Type out all the records word for word. Any pictures are to be left out.

** Start **

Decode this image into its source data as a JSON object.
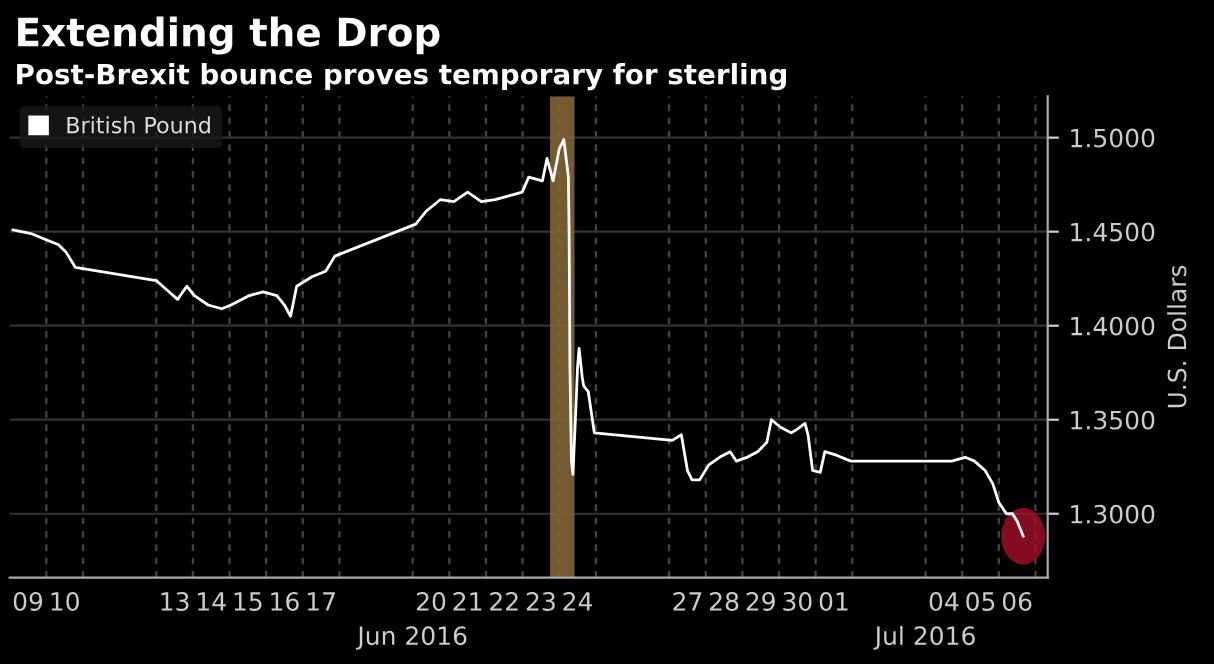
{
  "chart_data": {
    "type": "line",
    "title": "Extending the Drop",
    "subtitle": "Post-Brexit bounce proves temporary for sterling",
    "ylabel": "U.S. Dollars",
    "series": [
      {
        "name": "British Pound",
        "color": "#ffffff",
        "x": [
          "2016-06-09T02:00",
          "2016-06-09T14:00",
          "2016-06-09T23:00",
          "2016-06-10T08:00",
          "2016-06-10T13:00",
          "2016-06-10T19:00",
          "2016-06-13T00:00",
          "2016-06-13T07:00",
          "2016-06-13T14:00",
          "2016-06-13T20:00",
          "2016-06-14T01:00",
          "2016-06-14T10:00",
          "2016-06-14T19:00",
          "2016-06-15T01:00",
          "2016-06-15T13:00",
          "2016-06-15T22:00",
          "2016-06-16T07:00",
          "2016-06-16T12:00",
          "2016-06-16T16:00",
          "2016-06-16T20:00",
          "2016-06-17T06:00",
          "2016-06-17T15:00",
          "2016-06-17T21:00",
          "2016-06-20T02:00",
          "2016-06-20T09:00",
          "2016-06-20T18:00",
          "2016-06-21T03:00",
          "2016-06-21T12:00",
          "2016-06-21T21:00",
          "2016-06-22T06:00",
          "2016-06-22T15:00",
          "2016-06-22T23:45",
          "2016-06-23T04:00",
          "2016-06-23T13:00",
          "2016-06-23T16:00",
          "2016-06-23T20:00",
          "2016-06-24T00:00",
          "2016-06-24T03:00",
          "2016-06-24T06:00",
          "2016-06-24T06:30",
          "2016-06-24T07:00",
          "2016-06-24T08:00",
          "2016-06-24T09:00",
          "2016-06-24T11:00",
          "2016-06-24T12:00",
          "2016-06-24T13:00",
          "2016-06-24T15:00",
          "2016-06-24T16:00",
          "2016-06-24T19:00",
          "2016-06-24T23:00",
          "2016-06-27T02:00",
          "2016-06-27T08:00",
          "2016-06-27T12:00",
          "2016-06-27T15:00",
          "2016-06-27T20:00",
          "2016-06-28T02:00",
          "2016-06-28T09:00",
          "2016-06-28T16:00",
          "2016-06-28T20:00",
          "2016-06-29T03:00",
          "2016-06-29T10:00",
          "2016-06-29T16:00",
          "2016-06-29T19:00",
          "2016-06-30T01:00",
          "2016-06-30T08:00",
          "2016-06-30T12:00",
          "2016-06-30T17:00",
          "2016-06-30T19:00",
          "2016-06-30T22:00",
          "2016-07-01T03:00",
          "2016-07-01T06:00",
          "2016-07-01T14:00",
          "2016-07-01T23:00",
          "2016-07-04T08:00",
          "2016-07-04T17:00",
          "2016-07-05T02:00",
          "2016-07-05T08:00",
          "2016-07-05T15:00",
          "2016-07-05T20:00",
          "2016-07-06T00:00",
          "2016-07-06T05:00",
          "2016-07-06T09:00",
          "2016-07-06T12:00",
          "2016-07-06T16:00"
        ],
        "values": [
          1.451,
          1.449,
          1.446,
          1.443,
          1.439,
          1.431,
          1.424,
          1.419,
          1.414,
          1.421,
          1.416,
          1.411,
          1.409,
          1.411,
          1.416,
          1.418,
          1.416,
          1.411,
          1.405,
          1.421,
          1.426,
          1.429,
          1.437,
          1.454,
          1.461,
          1.467,
          1.466,
          1.471,
          1.466,
          1.467,
          1.469,
          1.471,
          1.479,
          1.477,
          1.489,
          1.477,
          1.494,
          1.499,
          1.479,
          1.448,
          1.378,
          1.328,
          1.321,
          1.358,
          1.378,
          1.388,
          1.373,
          1.368,
          1.365,
          1.343,
          1.339,
          1.342,
          1.323,
          1.318,
          1.318,
          1.326,
          1.33,
          1.333,
          1.328,
          1.33,
          1.333,
          1.338,
          1.35,
          1.346,
          1.343,
          1.345,
          1.348,
          1.342,
          1.323,
          1.322,
          1.333,
          1.331,
          1.328,
          1.328,
          1.328,
          1.33,
          1.328,
          1.323,
          1.316,
          1.306,
          1.3,
          1.3,
          1.296,
          1.288
        ]
      }
    ],
    "xlim": [
      "2016-06-09T00:00",
      "2016-07-07T08:00"
    ],
    "xticks": [
      {
        "value": "2016-06-09T12:00",
        "label": "09"
      },
      {
        "value": "2016-06-10T12:00",
        "label": "10"
      },
      {
        "value": "2016-06-13T12:00",
        "label": "13"
      },
      {
        "value": "2016-06-14T12:00",
        "label": "14"
      },
      {
        "value": "2016-06-15T12:00",
        "label": "15"
      },
      {
        "value": "2016-06-16T12:00",
        "label": "16"
      },
      {
        "value": "2016-06-17T12:00",
        "label": "17"
      },
      {
        "value": "2016-06-20T12:00",
        "label": "20"
      },
      {
        "value": "2016-06-21T12:00",
        "label": "21"
      },
      {
        "value": "2016-06-22T12:00",
        "label": "22"
      },
      {
        "value": "2016-06-23T12:00",
        "label": "23"
      },
      {
        "value": "2016-06-24T12:00",
        "label": "24"
      },
      {
        "value": "2016-06-27T12:00",
        "label": "27"
      },
      {
        "value": "2016-06-28T12:00",
        "label": "28"
      },
      {
        "value": "2016-06-29T12:00",
        "label": "29"
      },
      {
        "value": "2016-06-30T12:00",
        "label": "30"
      },
      {
        "value": "2016-07-01T12:00",
        "label": "01"
      },
      {
        "value": "2016-07-04T12:00",
        "label": "04"
      },
      {
        "value": "2016-07-05T12:00",
        "label": "05"
      },
      {
        "value": "2016-07-06T12:00",
        "label": "06"
      }
    ],
    "ylim": [
      1.266,
      1.522
    ],
    "yticks": [
      {
        "value": 1.3,
        "label": "1.3000"
      },
      {
        "value": 1.35,
        "label": "1.3500"
      },
      {
        "value": 1.4,
        "label": "1.4000"
      },
      {
        "value": 1.45,
        "label": "1.4500"
      },
      {
        "value": 1.5,
        "label": "1.5000"
      }
    ],
    "bands": [
      {
        "axis": "x",
        "from": "2016-06-23T18:00",
        "to": "2016-06-24T10:00",
        "color": "#8a6a3a"
      }
    ],
    "annotations": [
      "Jun 2016",
      "Jul 2016"
    ],
    "grid": true,
    "legend": "top left"
  }
}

** End **

# THE OUTPUT
Decode this image into its source data as a JSON object.
{
  "chart_data": {
    "type": "line",
    "title": "Extending the Drop",
    "subtitle": "Post-Brexit bounce proves temporary for sterling",
    "ylabel": "U.S. Dollars",
    "series": [
      {
        "name": "British Pound",
        "color": "#ffffff",
        "x": [
          "2016-06-09T02:00",
          "2016-06-09T14:00",
          "2016-06-09T23:00",
          "2016-06-10T08:00",
          "2016-06-10T13:00",
          "2016-06-10T19:00",
          "2016-06-13T00:00",
          "2016-06-13T07:00",
          "2016-06-13T14:00",
          "2016-06-13T20:00",
          "2016-06-14T01:00",
          "2016-06-14T10:00",
          "2016-06-14T19:00",
          "2016-06-15T01:00",
          "2016-06-15T13:00",
          "2016-06-15T22:00",
          "2016-06-16T07:00",
          "2016-06-16T12:00",
          "2016-06-16T16:00",
          "2016-06-16T20:00",
          "2016-06-17T06:00",
          "2016-06-17T15:00",
          "2016-06-17T21:00",
          "2016-06-20T02:00",
          "2016-06-20T09:00",
          "2016-06-20T18:00",
          "2016-06-21T03:00",
          "2016-06-21T12:00",
          "2016-06-21T21:00",
          "2016-06-22T06:00",
          "2016-06-22T15:00",
          "2016-06-22T23:45",
          "2016-06-23T04:00",
          "2016-06-23T13:00",
          "2016-06-23T16:00",
          "2016-06-23T20:00",
          "2016-06-24T00:00",
          "2016-06-24T03:00",
          "2016-06-24T06:00",
          "2016-06-24T06:30",
          "2016-06-24T07:00",
          "2016-06-24T08:00",
          "2016-06-24T09:00",
          "2016-06-24T11:00",
          "2016-06-24T12:00",
          "2016-06-24T13:00",
          "2016-06-24T15:00",
          "2016-06-24T16:00",
          "2016-06-24T19:00",
          "2016-06-24T23:00",
          "2016-06-27T02:00",
          "2016-06-27T08:00",
          "2016-06-27T12:00",
          "2016-06-27T15:00",
          "2016-06-27T20:00",
          "2016-06-28T02:00",
          "2016-06-28T09:00",
          "2016-06-28T16:00",
          "2016-06-28T20:00",
          "2016-06-29T03:00",
          "2016-06-29T10:00",
          "2016-06-29T16:00",
          "2016-06-29T19:00",
          "2016-06-30T01:00",
          "2016-06-30T08:00",
          "2016-06-30T12:00",
          "2016-06-30T17:00",
          "2016-06-30T19:00",
          "2016-06-30T22:00",
          "2016-07-01T03:00",
          "2016-07-01T06:00",
          "2016-07-01T14:00",
          "2016-07-01T23:00",
          "2016-07-04T08:00",
          "2016-07-04T17:00",
          "2016-07-05T02:00",
          "2016-07-05T08:00",
          "2016-07-05T15:00",
          "2016-07-05T20:00",
          "2016-07-06T00:00",
          "2016-07-06T05:00",
          "2016-07-06T09:00",
          "2016-07-06T12:00",
          "2016-07-06T16:00"
        ],
        "values": [
          1.451,
          1.449,
          1.446,
          1.443,
          1.439,
          1.431,
          1.424,
          1.419,
          1.414,
          1.421,
          1.416,
          1.411,
          1.409,
          1.411,
          1.416,
          1.418,
          1.416,
          1.411,
          1.405,
          1.421,
          1.426,
          1.429,
          1.437,
          1.454,
          1.461,
          1.467,
          1.466,
          1.471,
          1.466,
          1.467,
          1.469,
          1.471,
          1.479,
          1.477,
          1.489,
          1.477,
          1.494,
          1.499,
          1.479,
          1.448,
          1.378,
          1.328,
          1.321,
          1.358,
          1.378,
          1.388,
          1.373,
          1.368,
          1.365,
          1.343,
          1.339,
          1.342,
          1.323,
          1.318,
          1.318,
          1.326,
          1.33,
          1.333,
          1.328,
          1.33,
          1.333,
          1.338,
          1.35,
          1.346,
          1.343,
          1.345,
          1.348,
          1.342,
          1.323,
          1.322,
          1.333,
          1.331,
          1.328,
          1.328,
          1.328,
          1.33,
          1.328,
          1.323,
          1.316,
          1.306,
          1.3,
          1.3,
          1.296,
          1.288
        ]
      }
    ],
    "xlim": [
      "2016-06-09T00:00",
      "2016-07-07T08:00"
    ],
    "xticks": [
      {
        "value": "2016-06-09T12:00",
        "label": "09"
      },
      {
        "value": "2016-06-10T12:00",
        "label": "10"
      },
      {
        "value": "2016-06-13T12:00",
        "label": "13"
      },
      {
        "value": "2016-06-14T12:00",
        "label": "14"
      },
      {
        "value": "2016-06-15T12:00",
        "label": "15"
      },
      {
        "value": "2016-06-16T12:00",
        "label": "16"
      },
      {
        "value": "2016-06-17T12:00",
        "label": "17"
      },
      {
        "value": "2016-06-20T12:00",
        "label": "20"
      },
      {
        "value": "2016-06-21T12:00",
        "label": "21"
      },
      {
        "value": "2016-06-22T12:00",
        "label": "22"
      },
      {
        "value": "2016-06-23T12:00",
        "label": "23"
      },
      {
        "value": "2016-06-24T12:00",
        "label": "24"
      },
      {
        "value": "2016-06-27T12:00",
        "label": "27"
      },
      {
        "value": "2016-06-28T12:00",
        "label": "28"
      },
      {
        "value": "2016-06-29T12:00",
        "label": "29"
      },
      {
        "value": "2016-06-30T12:00",
        "label": "30"
      },
      {
        "value": "2016-07-01T12:00",
        "label": "01"
      },
      {
        "value": "2016-07-04T12:00",
        "label": "04"
      },
      {
        "value": "2016-07-05T12:00",
        "label": "05"
      },
      {
        "value": "2016-07-06T12:00",
        "label": "06"
      }
    ],
    "ylim": [
      1.266,
      1.522
    ],
    "yticks": [
      {
        "value": 1.3,
        "label": "1.3000"
      },
      {
        "value": 1.35,
        "label": "1.3500"
      },
      {
        "value": 1.4,
        "label": "1.4000"
      },
      {
        "value": 1.45,
        "label": "1.4500"
      },
      {
        "value": 1.5,
        "label": "1.5000"
      }
    ],
    "bands": [
      {
        "axis": "x",
        "from": "2016-06-23T18:00",
        "to": "2016-06-24T10:00",
        "color": "#8a6a3a"
      }
    ],
    "annotations": [
      "Jun 2016",
      "Jul 2016"
    ],
    "grid": true,
    "legend": "top left"
  }
}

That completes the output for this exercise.